* Directive
Restate every line of the material, word for word.

* Dataset excerpts
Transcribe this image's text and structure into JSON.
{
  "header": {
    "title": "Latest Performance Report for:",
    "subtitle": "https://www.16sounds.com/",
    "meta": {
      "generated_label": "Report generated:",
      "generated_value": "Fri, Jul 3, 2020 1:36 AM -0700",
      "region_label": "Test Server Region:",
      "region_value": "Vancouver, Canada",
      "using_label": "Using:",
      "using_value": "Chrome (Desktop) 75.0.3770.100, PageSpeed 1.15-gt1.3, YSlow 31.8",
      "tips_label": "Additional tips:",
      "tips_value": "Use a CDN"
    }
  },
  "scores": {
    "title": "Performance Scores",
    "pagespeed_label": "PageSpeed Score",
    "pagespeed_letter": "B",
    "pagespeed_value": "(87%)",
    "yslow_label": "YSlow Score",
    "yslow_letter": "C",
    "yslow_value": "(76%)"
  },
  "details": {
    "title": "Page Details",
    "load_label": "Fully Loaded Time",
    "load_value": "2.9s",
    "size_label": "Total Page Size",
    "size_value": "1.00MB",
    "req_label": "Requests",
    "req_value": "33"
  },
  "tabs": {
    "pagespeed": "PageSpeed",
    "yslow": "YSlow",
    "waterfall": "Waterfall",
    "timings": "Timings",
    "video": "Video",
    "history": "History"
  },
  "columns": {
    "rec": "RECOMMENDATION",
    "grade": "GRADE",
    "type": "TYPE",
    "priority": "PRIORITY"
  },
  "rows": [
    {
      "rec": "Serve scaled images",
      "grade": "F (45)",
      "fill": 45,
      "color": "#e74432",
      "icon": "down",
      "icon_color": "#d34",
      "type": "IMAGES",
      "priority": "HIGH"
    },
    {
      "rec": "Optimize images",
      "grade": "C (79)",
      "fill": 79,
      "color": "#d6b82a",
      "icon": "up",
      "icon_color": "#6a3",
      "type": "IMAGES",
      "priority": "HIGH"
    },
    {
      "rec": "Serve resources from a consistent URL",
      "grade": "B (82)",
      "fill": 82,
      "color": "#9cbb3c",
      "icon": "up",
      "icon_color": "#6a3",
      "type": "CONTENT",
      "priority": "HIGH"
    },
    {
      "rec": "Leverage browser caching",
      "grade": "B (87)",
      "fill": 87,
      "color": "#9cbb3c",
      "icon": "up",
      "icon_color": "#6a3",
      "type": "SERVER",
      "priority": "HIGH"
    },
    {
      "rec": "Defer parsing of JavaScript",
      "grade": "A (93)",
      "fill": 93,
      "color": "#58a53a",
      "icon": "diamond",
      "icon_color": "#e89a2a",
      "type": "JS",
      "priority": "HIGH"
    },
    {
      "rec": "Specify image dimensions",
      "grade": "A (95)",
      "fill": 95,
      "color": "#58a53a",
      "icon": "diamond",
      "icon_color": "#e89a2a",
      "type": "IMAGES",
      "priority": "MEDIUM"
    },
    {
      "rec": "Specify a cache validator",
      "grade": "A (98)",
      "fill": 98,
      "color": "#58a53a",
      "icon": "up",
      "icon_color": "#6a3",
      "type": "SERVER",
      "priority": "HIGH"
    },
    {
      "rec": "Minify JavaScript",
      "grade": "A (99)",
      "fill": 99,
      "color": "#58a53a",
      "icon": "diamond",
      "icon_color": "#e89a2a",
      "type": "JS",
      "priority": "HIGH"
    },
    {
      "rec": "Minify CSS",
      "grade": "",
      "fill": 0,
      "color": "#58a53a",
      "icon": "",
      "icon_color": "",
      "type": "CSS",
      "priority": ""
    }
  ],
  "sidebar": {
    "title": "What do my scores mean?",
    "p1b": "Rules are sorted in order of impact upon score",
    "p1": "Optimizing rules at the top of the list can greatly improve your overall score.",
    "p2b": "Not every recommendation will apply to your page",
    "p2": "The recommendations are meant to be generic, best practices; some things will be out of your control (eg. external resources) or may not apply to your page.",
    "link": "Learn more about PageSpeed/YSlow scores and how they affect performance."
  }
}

* Written response
Transcribe this image's text and structure into JSON.
{
  "header": {
    "title": "Latest Performance Report for:",
    "subtitle": "https://www.16sounds.com/",
    "meta": {
      "generated_label": "Report generated:",
      "generated_value": "Fri, Jul 3, 2020 1:36 AM -0700",
      "region_label": "Test Server Region:",
      "region_value": "Vancouver, Canada",
      "using_label": "Using:",
      "using_value": "Chrome (Desktop) 75.0.3770.100, PageSpeed 1.15-gt1.3, YSlow 31.8",
      "tips_label": "Additional tips:",
      "tips_value": "Use a CDN"
    }
  },
  "scores": {
    "title": "Performance Scores",
    "pagespeed_label": "PageSpeed Score",
    "pagespeed_letter": "B",
    "pagespeed_value": "(87%)",
    "yslow_label": "YSlow Score",
    "yslow_letter": "C",
    "yslow_value": "(76%)"
  },
  "details": {
    "title": "Page Details",
    "load_label": "Fully Loaded Time",
    "load_value": "2.9s",
    "size_label": "Total Page Size",
    "size_value": "1.00MB",
    "req_label": "Requests",
    "req_value": "33"
  },
  "tabs": {
    "pagespeed": "PageSpeed",
    "yslow": "YSlow",
    "waterfall": "Waterfall",
    "timings": "Timings",
    "video": "Video",
    "history": "History"
  },
  "columns": {
    "rec": "RECOMMENDATION",
    "grade": "GRADE",
    "type": "TYPE",
    "priority": "PRIORITY"
  },
  "rows": [
    {
      "rec": "Serve scaled images",
      "grade": "F (45)",
      "fill": 45,
      "color": "#e74432",
      "icon": "down",
      "icon_color": "#d34",
      "type": "IMAGES",
      "priority": "HIGH"
    },
    {
      "rec": "Optimize images",
      "grade": "C (79)",
      "fill": 79,
      "color": "#d6b82a",
      "icon": "up",
      "icon_color": "#6a3",
      "type": "IMAGES",
      "priority": "HIGH"
    },
    {
      "rec": "Serve resources from a consistent URL",
      "grade": "B (82)",
      "fill": 82,
      "color": "#9cbb3c",
      "icon": "up",
      "icon_color": "#6a3",
      "type": "CONTENT",
      "priority": "HIGH"
    },
    {
      "rec": "Leverage browser caching",
      "grade": "B (87)",
      "fill": 87,
      "color": "#9cbb3c",
      "icon": "up",
      "icon_color": "#6a3",
      "type": "SERVER",
      "priority": "HIGH"
    },
    {
      "rec": "Defer parsing of JavaScript",
      "grade": "A (93)",
      "fill": 93,
      "color": "#58a53a",
      "icon": "diamond",
      "icon_color": "#e89a2a",
      "type": "JS",
      "priority": "HIGH"
    },
    {
      "rec": "Specify image dimensions",
      "grade": "A (95)",
      "fill": 95,
      "color": "#58a53a",
      "icon": "diamond",
      "icon_color": "#e89a2a",
      "type": "IMAGES",
      "priority": "MEDIUM"
    },
    {
      "rec": "Specify a cache validator",
      "grade": "A (98)",
      "fill": 98,
      "color": "#58a53a",
      "icon": "up",
      "icon_color": "#6a3",
      "type": "SERVER",
      "priority": "HIGH"
    },
    {
      "rec": "Minify JavaScript",
      "grade": "A (99)",
      "fill": 99,
      "color": "#58a53a",
      "icon": "diamond",
      "icon_color": "#e89a2a",
      "type": "JS",
      "priority": "HIGH"
    },
    {
      "rec": "Minify CSS",
      "grade": "",
      "fill": 0,
      "color": "#58a53a",
      "icon": "",
      "icon_color": "",
      "type": "CSS",
      "priority": ""
    }
  ],
  "sidebar": {
    "title": "What do my scores mean?",
    "p1b": "Rules are sorted in order of impact upon score",
    "p1": "Optimizing rules at the top of the list can greatly improve your overall score.",
    "p2b": "Not every recommendation will apply to your page",
    "p2": "The recommendations are meant to be generic, best practices; some things will be out of your control (eg. external resources) or may not apply to your page.",
    "link": "Learn more about PageSpeed/YSlow scores and how they affect performance."
  }
}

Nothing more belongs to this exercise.